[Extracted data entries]
Begin

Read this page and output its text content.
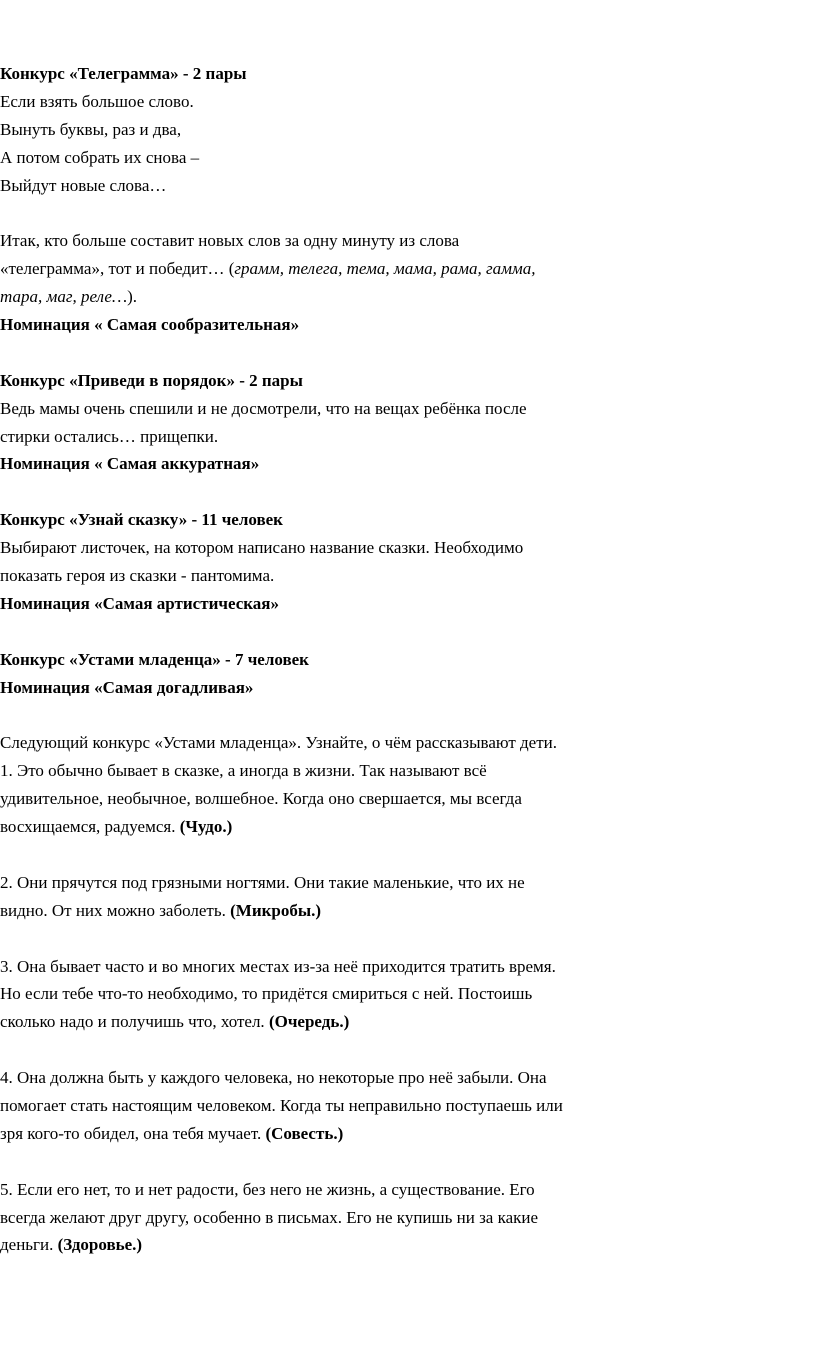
Конкурс «Телеграмма» - 2 пары
Если взять большое слово.
Вынуть буквы, раз и два,
А потом собрать их снова –
Выйдут новые слова…
Итак, кто больше составит новых слов за одну минуту из слова
«телеграмма», тот и победит… (грамм, телега, тема, мама, рама, гамма,
тара, маг, реле…).
Номинация « Самая сообразительная»
Конкурс «Приведи в порядок» - 2 пары
Ведь мамы очень спешили и не досмотрели, что на вещах ребёнка после
стирки остались… прищепки.
Номинация « Самая аккуратная»
Конкурс «Узнай сказку» - 11 человек
Выбирают листочек, на котором написано название сказки. Необходимо
показать героя из сказки - пантомима.
Номинация «Самая артистическая»
Конкурс «Устами младенца» - 7 человек
Номинация «Самая догадливая»
Следующий конкурс «Устами младенца». Узнайте, о чём рассказывают дети.
1. Это обычно бывает в сказке, а иногда в жизни. Так называют всё
удивительное, необычное, волшебное. Когда оно свершается, мы всегда
восхищаемся, радуемся. (Чудо.)
2. Они прячутся под грязными ногтями. Они такие маленькие, что их не
видно. От них можно заболеть. (Микробы.)
3. Она бывает часто и во многих местах из-за неё приходится тратить время.
Но если тебе что-то необходимо, то придётся смириться с ней. Постоишь
сколько надо и получишь что, хотел. (Очередь.)
4. Она должна быть у каждого человека, но некоторые про неё забыли. Она
помогает стать настоящим человеком. Когда ты неправильно поступаешь или
зря кого-то обидел, она тебя мучает. (Совесть.)
5. Если его нет, то и нет радости, без него не жизнь, а существование. Его
всегда желают друг другу, особенно в письмах. Его не купишь ни за какие
деньги. (Здоровье.)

End

Copy out all the data without changing anything, and drop the pictures.

_RESPONSE FOR THIS EXERCISE_
Read this page and output its text content.
Конкурс «Телеграмма» - 2 пары
Если взять большое слово.
Вынуть буквы, раз и два,
А потом собрать их снова –
Выйдут новые слова…
Итак, кто больше составит новых слов за одну минуту из слова
«телеграмма», тот и победит… (грамм, телега, тема, мама, рама, гамма,
тара, маг, реле…).
Номинация « Самая сообразительная»
Конкурс «Приведи в порядок» - 2 пары
Ведь мамы очень спешили и не досмотрели, что на вещах ребёнка после
стирки остались… прищепки.
Номинация « Самая аккуратная»
Конкурс «Узнай сказку» - 11 человек
Выбирают листочек, на котором написано название сказки. Необходимо
показать героя из сказки - пантомима.
Номинация «Самая артистическая»
Конкурс «Устами младенца» - 7 человек
Номинация «Самая догадливая»
Следующий конкурс «Устами младенца». Узнайте, о чём рассказывают дети.
1. Это обычно бывает в сказке, а иногда в жизни. Так называют всё
удивительное, необычное, волшебное. Когда оно свершается, мы всегда
восхищаемся, радуемся. (Чудо.)
2. Они прячутся под грязными ногтями. Они такие маленькие, что их не
видно. От них можно заболеть. (Микробы.)
3. Она бывает часто и во многих местах из-за неё приходится тратить время.
Но если тебе что-то необходимо, то придётся смириться с ней. Постоишь
сколько надо и получишь что, хотел. (Очередь.)
4. Она должна быть у каждого человека, но некоторые про неё забыли. Она
помогает стать настоящим человеком. Когда ты неправильно поступаешь или
зря кого-то обидел, она тебя мучает. (Совесть.)
5. Если его нет, то и нет радости, без него не жизнь, а существование. Его
всегда желают друг другу, особенно в письмах. Его не купишь ни за какие
деньги. (Здоровье.)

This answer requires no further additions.